§ **Exercise**: Images appear in the records below; leave them out and repeat everything else exactly.

§ **Recorded information**:
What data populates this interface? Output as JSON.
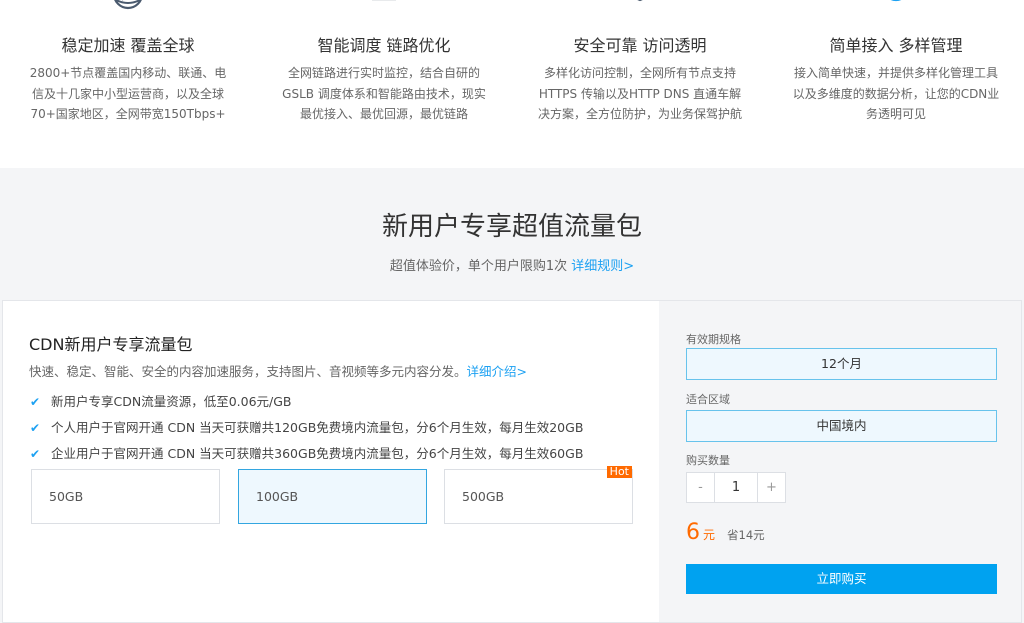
{
  "features": [
    {
      "title": "稳定加速 覆盖全球",
      "desc": "2800+节点覆盖国内移动、联通、电信及十几家中小型运营商，以及全球70+国家地区，全网带宽150Tbps+",
      "icon": "globe-icon"
    },
    {
      "title": "智能调度 链路优化",
      "desc": "全网链路进行实时监控，结合自研的GSLB 调度体系和智能路由技术，现实最优接入、最优回源，最优链路",
      "icon": "monitor-icon"
    },
    {
      "title": "安全可靠 访问透明",
      "desc": "多样化访问控制，全网所有节点支持HTTPS 传输以及HTTP DNS 直通车解决方案，全方位防护，为业务保驾护航",
      "icon": "shield-icon"
    },
    {
      "title": "简单接入 多样管理",
      "desc": "接入简单快速，并提供多样化管理工具以及多维度的数据分析，让您的CDN业务透明可见",
      "icon": "network-icon"
    }
  ],
  "promo": {
    "title": "新用户专享超值流量包",
    "subtitle": "超值体验价，单个用户限购1次",
    "rules_link": "详细规则>"
  },
  "card": {
    "title": "CDN新用户专享流量包",
    "desc": "快速、稳定、智能、安全的内容加速服务，支持图片、音视频等多元内容分发。",
    "detail_link": "详细介绍>",
    "checks": [
      "新用户专享CDN流量资源，低至0.06元/GB",
      "个人用户于官网开通 CDN 当天可获赠共120GB免费境内流量包，分6个月生效，每月生效20GB",
      "企业用户于官网开通 CDN 当天可获赠共360GB免费境内流量包，分6个月生效，每月生效60GB"
    ],
    "options": [
      {
        "label": "50GB"
      },
      {
        "label": "100GB",
        "selected": true
      },
      {
        "label": "500GB",
        "badge": "Hot"
      }
    ]
  },
  "order": {
    "period_label": "有效期规格",
    "period_value": "12个月",
    "region_label": "适合区域",
    "region_value": "中国境内",
    "qty_label": "购买数量",
    "qty_minus": "-",
    "qty_value": "1",
    "qty_plus": "+",
    "price": "6",
    "price_unit": "元",
    "save_text": "省14元",
    "buy_label": "立即购买"
  },
  "colors": {
    "accent": "#1da1f2",
    "price": "#ff6a00",
    "buy_button": "#00a2f0"
  }
}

§ **Task answer**:
What data populates this interface? Output as JSON.
{
  "features": [
    {
      "title": "稳定加速 覆盖全球",
      "desc": "2800+节点覆盖国内移动、联通、电信及十几家中小型运营商，以及全球70+国家地区，全网带宽150Tbps+",
      "icon": "globe-icon"
    },
    {
      "title": "智能调度 链路优化",
      "desc": "全网链路进行实时监控，结合自研的GSLB 调度体系和智能路由技术，现实最优接入、最优回源，最优链路",
      "icon": "monitor-icon"
    },
    {
      "title": "安全可靠 访问透明",
      "desc": "多样化访问控制，全网所有节点支持HTTPS 传输以及HTTP DNS 直通车解决方案，全方位防护，为业务保驾护航",
      "icon": "shield-icon"
    },
    {
      "title": "简单接入 多样管理",
      "desc": "接入简单快速，并提供多样化管理工具以及多维度的数据分析，让您的CDN业务透明可见",
      "icon": "network-icon"
    }
  ],
  "promo": {
    "title": "新用户专享超值流量包",
    "subtitle": "超值体验价，单个用户限购1次",
    "rules_link": "详细规则>"
  },
  "card": {
    "title": "CDN新用户专享流量包",
    "desc": "快速、稳定、智能、安全的内容加速服务，支持图片、音视频等多元内容分发。",
    "detail_link": "详细介绍>",
    "checks": [
      "新用户专享CDN流量资源，低至0.06元/GB",
      "个人用户于官网开通 CDN 当天可获赠共120GB免费境内流量包，分6个月生效，每月生效20GB",
      "企业用户于官网开通 CDN 当天可获赠共360GB免费境内流量包，分6个月生效，每月生效60GB"
    ],
    "options": [
      {
        "label": "50GB"
      },
      {
        "label": "100GB",
        "selected": true
      },
      {
        "label": "500GB",
        "badge": "Hot"
      }
    ]
  },
  "order": {
    "period_label": "有效期规格",
    "period_value": "12个月",
    "region_label": "适合区域",
    "region_value": "中国境内",
    "qty_label": "购买数量",
    "qty_minus": "-",
    "qty_value": "1",
    "qty_plus": "+",
    "price": "6",
    "price_unit": "元",
    "save_text": "省14元",
    "buy_label": "立即购买"
  },
  "colors": {
    "accent": "#1da1f2",
    "price": "#ff6a00",
    "buy_button": "#00a2f0"
  }
}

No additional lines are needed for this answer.